▸ PROBLEM DESCRIPTION
Your task is to repeat the records exactly from the line containing "Output a JSON" onward, through the final line.

Stored data

■ ■ ■ ■ ■

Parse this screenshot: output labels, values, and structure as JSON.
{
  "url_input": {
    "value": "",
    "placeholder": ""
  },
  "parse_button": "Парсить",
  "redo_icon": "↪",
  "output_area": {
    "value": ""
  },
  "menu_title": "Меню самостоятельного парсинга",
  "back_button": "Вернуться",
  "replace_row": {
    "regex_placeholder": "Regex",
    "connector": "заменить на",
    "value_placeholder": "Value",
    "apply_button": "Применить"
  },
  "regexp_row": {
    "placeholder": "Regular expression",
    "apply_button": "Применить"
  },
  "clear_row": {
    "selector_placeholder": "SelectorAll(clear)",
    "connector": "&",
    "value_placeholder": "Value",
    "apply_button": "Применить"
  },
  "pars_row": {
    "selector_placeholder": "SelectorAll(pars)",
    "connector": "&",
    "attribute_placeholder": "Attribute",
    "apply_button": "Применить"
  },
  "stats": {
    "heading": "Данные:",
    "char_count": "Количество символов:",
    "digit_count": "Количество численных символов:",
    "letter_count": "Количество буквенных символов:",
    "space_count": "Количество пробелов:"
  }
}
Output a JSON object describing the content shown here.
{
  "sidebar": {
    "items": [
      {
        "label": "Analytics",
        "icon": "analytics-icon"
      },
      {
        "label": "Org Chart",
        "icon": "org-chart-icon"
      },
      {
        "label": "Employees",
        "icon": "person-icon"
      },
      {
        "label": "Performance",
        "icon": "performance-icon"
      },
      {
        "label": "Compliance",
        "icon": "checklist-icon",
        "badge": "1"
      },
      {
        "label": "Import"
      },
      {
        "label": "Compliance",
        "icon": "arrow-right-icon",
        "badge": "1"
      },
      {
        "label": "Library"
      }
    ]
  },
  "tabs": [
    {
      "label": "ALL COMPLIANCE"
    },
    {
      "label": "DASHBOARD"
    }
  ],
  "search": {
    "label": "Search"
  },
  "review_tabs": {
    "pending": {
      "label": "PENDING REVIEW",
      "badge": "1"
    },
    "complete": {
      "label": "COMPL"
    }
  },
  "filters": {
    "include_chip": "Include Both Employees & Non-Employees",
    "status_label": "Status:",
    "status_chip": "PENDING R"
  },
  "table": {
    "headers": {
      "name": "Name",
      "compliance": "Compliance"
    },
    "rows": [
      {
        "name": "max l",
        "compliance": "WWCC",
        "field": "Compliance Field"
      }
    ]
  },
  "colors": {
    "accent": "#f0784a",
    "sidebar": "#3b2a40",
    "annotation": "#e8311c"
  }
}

■ ■ ■ ■ ■

▸ REPLY TO THE TASK
Output a JSON object describing the content shown here.
{
  "sidebar": {
    "items": [
      {
        "label": "Analytics",
        "icon": "analytics-icon"
      },
      {
        "label": "Org Chart",
        "icon": "org-chart-icon"
      },
      {
        "label": "Employees",
        "icon": "person-icon"
      },
      {
        "label": "Performance",
        "icon": "performance-icon"
      },
      {
        "label": "Compliance",
        "icon": "checklist-icon",
        "badge": "1"
      },
      {
        "label": "Import"
      },
      {
        "label": "Compliance",
        "icon": "arrow-right-icon",
        "badge": "1"
      },
      {
        "label": "Library"
      }
    ]
  },
  "tabs": [
    {
      "label": "ALL COMPLIANCE"
    },
    {
      "label": "DASHBOARD"
    }
  ],
  "search": {
    "label": "Search"
  },
  "review_tabs": {
    "pending": {
      "label": "PENDING REVIEW",
      "badge": "1"
    },
    "complete": {
      "label": "COMPL"
    }
  },
  "filters": {
    "include_chip": "Include Both Employees & Non-Employees",
    "status_label": "Status:",
    "status_chip": "PENDING R"
  },
  "table": {
    "headers": {
      "name": "Name",
      "compliance": "Compliance"
    },
    "rows": [
      {
        "name": "max l",
        "compliance": "WWCC",
        "field": "Compliance Field"
      }
    ]
  },
  "colors": {
    "accent": "#f0784a",
    "sidebar": "#3b2a40",
    "annotation": "#e8311c"
  }
}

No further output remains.